• **The problem**
How many lines of these entries hold the string "ASUNTOS"? Reply with the number alone.
** Start Extracted data **
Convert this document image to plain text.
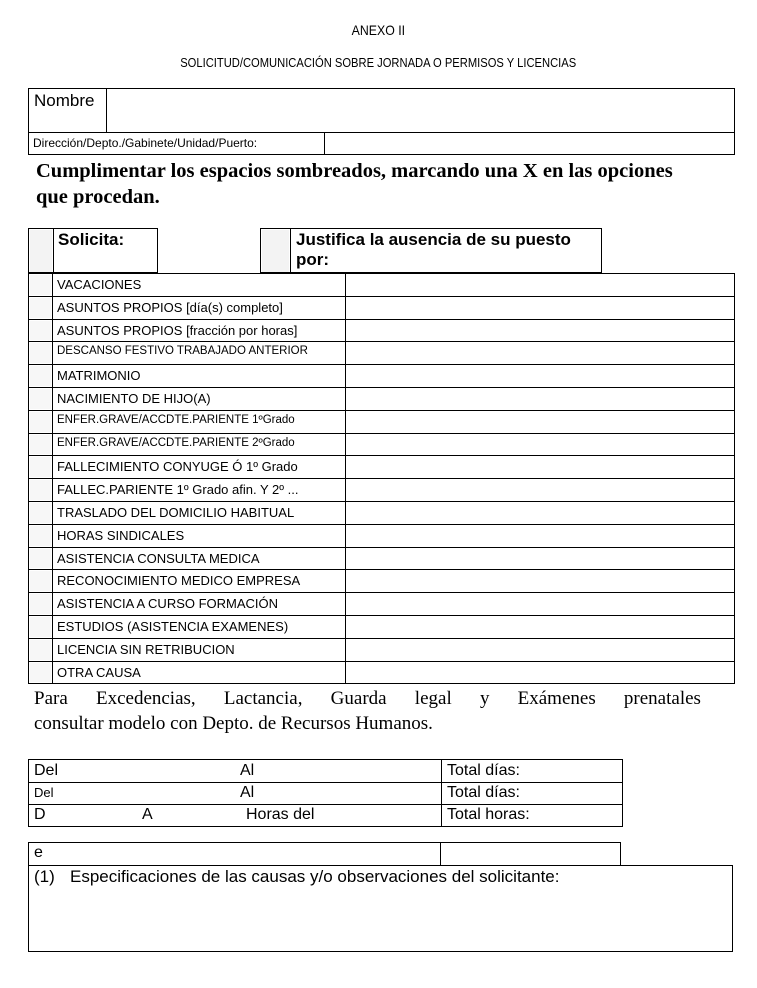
ANEXO II
SOLICITUD/COMUNICACIÓN SOBRE JORNADA O PERMISOS Y LICENCIAS
Nombre
Dirección/Depto./Gabinete/Unidad/Puerto:
Cumplimentar los espacios sombreados, marcando una X en las opciones que procedan.
Solicita:	Justifica la ausencia de su puesto por:
VACACIONES
ASUNTOS PROPIOS [día(s) completo]
ASUNTOS PROPIOS [fracción por horas]
DESCANSO FESTIVO TRABAJADO ANTERIOR
MATRIMONIO
NACIMIENTO DE HIJO(A)
ENFER.GRAVE/ACCDTE.PARIENTE 1ºGrado
ENFER.GRAVE/ACCDTE.PARIENTE 2ºGrado
FALLECIMIENTO CONYUGE Ó 1º Grado
FALLEC.PARIENTE 1º Grado afin. Y 2º ...
TRASLADO DEL DOMICILIO HABITUAL
HORAS SINDICALES
ASISTENCIA CONSULTA MEDICA
RECONOCIMIENTO MEDICO EMPRESA
ASISTENCIA A CURSO FORMACIÓN
ESTUDIOS (ASISTENCIA EXAMENES)
LICENCIA SIN RETRIBUCION
OTRA CAUSA
Para Excedencias, Lactancia, Guarda legal y Exámenes prenatales
consultar modelo con Depto. de Recursos Humanos.
Del	Al	Total días:
Del	Al	Total días:
D	A	Horas del	Total horas:
e
(1) Especificaciones de las causas y/o observaciones del solicitante:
** End Extracted data **
• **Result**
2